Records from a data source:

= = = = =

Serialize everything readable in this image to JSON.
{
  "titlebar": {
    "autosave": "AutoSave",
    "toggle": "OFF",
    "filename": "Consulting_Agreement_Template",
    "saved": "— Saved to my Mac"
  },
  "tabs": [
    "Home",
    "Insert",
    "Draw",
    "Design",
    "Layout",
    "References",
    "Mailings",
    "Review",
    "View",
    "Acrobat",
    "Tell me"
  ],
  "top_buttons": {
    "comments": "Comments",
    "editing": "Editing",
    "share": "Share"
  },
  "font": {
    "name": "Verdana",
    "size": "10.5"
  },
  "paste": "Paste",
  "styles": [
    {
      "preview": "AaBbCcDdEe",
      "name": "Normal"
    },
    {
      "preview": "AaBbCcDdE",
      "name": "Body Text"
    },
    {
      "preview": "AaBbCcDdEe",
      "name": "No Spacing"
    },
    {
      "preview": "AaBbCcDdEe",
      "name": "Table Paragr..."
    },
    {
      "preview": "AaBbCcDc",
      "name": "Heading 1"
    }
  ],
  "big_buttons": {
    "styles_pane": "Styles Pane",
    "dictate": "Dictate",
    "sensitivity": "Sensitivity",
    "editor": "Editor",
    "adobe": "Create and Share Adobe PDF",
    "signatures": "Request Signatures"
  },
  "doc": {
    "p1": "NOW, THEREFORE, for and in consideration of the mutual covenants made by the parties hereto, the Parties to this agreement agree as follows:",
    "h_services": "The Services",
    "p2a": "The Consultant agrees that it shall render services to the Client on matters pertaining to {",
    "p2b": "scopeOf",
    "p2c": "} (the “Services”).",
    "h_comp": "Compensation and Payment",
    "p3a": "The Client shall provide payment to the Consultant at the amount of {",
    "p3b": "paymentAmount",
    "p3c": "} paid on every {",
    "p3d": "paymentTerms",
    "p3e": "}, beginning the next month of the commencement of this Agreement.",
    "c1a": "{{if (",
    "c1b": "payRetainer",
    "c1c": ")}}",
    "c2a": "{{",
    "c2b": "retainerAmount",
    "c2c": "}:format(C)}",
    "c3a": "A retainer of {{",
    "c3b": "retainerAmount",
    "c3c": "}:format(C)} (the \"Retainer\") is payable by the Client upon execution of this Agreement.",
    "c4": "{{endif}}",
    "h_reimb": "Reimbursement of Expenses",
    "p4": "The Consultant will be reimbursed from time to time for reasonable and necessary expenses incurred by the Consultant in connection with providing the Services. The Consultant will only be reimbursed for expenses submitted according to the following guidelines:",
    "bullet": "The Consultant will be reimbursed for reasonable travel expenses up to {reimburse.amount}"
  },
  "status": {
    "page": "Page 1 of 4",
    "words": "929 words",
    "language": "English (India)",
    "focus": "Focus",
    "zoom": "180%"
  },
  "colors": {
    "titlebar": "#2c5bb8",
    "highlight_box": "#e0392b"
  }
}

= = = = =

Make a copy of each line that contains the string "shall".

§ **EXERCISE RESPONSE**
    "p2a": "The Consultant agrees that it shall render services to the Client on matters pertaining to {",
    "p3a": "The Client shall provide payment to the Consultant at the amount of {",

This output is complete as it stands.